What this task involves
Quote word for word every line from the first one up to and including the line that contains "star-icon [460,455,479,472]".

[start of Given entries]

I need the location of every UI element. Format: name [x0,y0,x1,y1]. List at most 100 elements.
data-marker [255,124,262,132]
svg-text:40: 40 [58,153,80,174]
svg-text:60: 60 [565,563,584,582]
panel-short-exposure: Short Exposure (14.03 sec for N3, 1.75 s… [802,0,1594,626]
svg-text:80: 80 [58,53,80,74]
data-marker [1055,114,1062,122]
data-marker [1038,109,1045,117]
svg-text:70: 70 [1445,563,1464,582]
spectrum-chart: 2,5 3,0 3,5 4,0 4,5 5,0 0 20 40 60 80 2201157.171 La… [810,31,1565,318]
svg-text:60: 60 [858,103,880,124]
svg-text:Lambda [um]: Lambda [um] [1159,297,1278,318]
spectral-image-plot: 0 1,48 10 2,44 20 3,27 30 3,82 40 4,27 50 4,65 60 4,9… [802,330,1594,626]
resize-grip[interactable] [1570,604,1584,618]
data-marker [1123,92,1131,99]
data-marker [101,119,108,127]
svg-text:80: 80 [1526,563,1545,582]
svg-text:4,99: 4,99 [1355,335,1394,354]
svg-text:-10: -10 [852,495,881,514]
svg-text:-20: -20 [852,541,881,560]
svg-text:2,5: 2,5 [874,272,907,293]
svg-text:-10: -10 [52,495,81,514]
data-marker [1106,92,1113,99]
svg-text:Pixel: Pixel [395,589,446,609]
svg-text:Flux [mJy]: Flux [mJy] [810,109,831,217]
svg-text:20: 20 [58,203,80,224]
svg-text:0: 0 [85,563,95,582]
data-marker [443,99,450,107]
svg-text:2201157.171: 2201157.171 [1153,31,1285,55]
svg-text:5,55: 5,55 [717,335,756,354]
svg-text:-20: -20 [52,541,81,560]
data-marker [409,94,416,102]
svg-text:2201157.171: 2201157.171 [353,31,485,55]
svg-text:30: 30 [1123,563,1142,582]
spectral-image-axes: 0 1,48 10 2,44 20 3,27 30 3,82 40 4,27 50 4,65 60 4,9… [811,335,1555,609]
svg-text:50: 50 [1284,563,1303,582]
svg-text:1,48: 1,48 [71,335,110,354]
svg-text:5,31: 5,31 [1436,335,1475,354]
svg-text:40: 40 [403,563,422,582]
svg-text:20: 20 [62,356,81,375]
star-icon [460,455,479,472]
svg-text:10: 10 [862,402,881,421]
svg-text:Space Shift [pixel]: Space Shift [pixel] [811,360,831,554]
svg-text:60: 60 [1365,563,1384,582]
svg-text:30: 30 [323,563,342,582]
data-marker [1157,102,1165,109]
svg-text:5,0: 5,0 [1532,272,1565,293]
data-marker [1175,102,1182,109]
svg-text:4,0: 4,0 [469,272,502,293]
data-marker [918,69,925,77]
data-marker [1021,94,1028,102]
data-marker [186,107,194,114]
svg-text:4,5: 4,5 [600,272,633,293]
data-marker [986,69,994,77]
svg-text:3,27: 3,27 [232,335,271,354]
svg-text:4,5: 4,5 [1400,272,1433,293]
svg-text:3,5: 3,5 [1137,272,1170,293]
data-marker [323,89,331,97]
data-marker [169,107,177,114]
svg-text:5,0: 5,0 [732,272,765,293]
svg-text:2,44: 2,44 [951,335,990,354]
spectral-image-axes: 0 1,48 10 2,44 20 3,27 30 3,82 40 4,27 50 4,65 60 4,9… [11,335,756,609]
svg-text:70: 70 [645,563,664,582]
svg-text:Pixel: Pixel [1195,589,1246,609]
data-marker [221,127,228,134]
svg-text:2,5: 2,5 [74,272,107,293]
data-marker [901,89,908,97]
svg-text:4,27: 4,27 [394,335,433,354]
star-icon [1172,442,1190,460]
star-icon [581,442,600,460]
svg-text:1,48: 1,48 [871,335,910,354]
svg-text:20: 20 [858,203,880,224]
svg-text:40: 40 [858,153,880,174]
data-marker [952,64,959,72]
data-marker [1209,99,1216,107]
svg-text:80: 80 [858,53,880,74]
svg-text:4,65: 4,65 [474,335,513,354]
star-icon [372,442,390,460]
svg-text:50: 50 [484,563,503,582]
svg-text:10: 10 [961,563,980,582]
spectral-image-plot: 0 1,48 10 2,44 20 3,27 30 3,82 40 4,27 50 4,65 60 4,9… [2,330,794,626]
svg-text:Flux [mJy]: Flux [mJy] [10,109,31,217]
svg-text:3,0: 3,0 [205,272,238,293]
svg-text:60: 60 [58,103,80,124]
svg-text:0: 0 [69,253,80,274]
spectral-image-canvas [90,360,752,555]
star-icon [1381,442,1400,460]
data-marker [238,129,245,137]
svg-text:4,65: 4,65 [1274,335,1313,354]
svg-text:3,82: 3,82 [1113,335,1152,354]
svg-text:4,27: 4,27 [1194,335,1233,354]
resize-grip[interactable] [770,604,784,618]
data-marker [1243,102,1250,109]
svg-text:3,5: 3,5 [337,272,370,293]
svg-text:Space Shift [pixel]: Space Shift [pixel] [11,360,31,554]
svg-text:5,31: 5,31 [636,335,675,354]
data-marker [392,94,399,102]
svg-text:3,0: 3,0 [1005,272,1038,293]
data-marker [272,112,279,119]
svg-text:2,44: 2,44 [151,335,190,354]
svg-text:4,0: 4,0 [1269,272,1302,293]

[end of Given entries]

Task solution
I need the location of every UI element. Format: name [x0,y0,x1,y1]. List at most 100 elements.
data-marker [255,124,262,132]
svg-text:40: 40 [58,153,80,174]
svg-text:60: 60 [565,563,584,582]
panel-short-exposure: Short Exposure (14.03 sec for N3, 1.75 s… [802,0,1594,626]
svg-text:80: 80 [58,53,80,74]
data-marker [1055,114,1062,122]
data-marker [1038,109,1045,117]
svg-text:70: 70 [1445,563,1464,582]
spectrum-chart: 2,5 3,0 3,5 4,0 4,5 5,0 0 20 40 60 80 2201157.171 La… [810,31,1565,318]
svg-text:60: 60 [858,103,880,124]
svg-text:Lambda [um]: Lambda [um] [1159,297,1278,318]
spectral-image-plot: 0 1,48 10 2,44 20 3,27 30 3,82 40 4,27 50 4,65 60 4,9… [802,330,1594,626]
resize-grip[interactable] [1570,604,1584,618]
data-marker [1123,92,1131,99]
data-marker [101,119,108,127]
svg-text:80: 80 [1526,563,1545,582]
svg-text:4,99: 4,99 [1355,335,1394,354]
svg-text:-10: -10 [852,495,881,514]
svg-text:-20: -20 [852,541,881,560]
svg-text:2,5: 2,5 [874,272,907,293]
svg-text:-10: -10 [52,495,81,514]
data-marker [1106,92,1113,99]
svg-text:Pixel: Pixel [395,589,446,609]
svg-text:Flux [mJy]: Flux [mJy] [810,109,831,217]
svg-text:20: 20 [58,203,80,224]
svg-text:0: 0 [85,563,95,582]
data-marker [443,99,450,107]
svg-text:2201157.171: 2201157.171 [1153,31,1285,55]
svg-text:5,55: 5,55 [717,335,756,354]
svg-text:-20: -20 [52,541,81,560]
data-marker [409,94,416,102]
svg-text:2201157.171: 2201157.171 [353,31,485,55]
svg-text:30: 30 [1123,563,1142,582]
spectral-image-axes: 0 1,48 10 2,44 20 3,27 30 3,82 40 4,27 50 4,65 60 4,9… [811,335,1555,609]
svg-text:50: 50 [1284,563,1303,582]
svg-text:1,48: 1,48 [71,335,110,354]
svg-text:5,31: 5,31 [1436,335,1475,354]
svg-text:40: 40 [403,563,422,582]
svg-text:20: 20 [62,356,81,375]
star-icon [460,455,479,472]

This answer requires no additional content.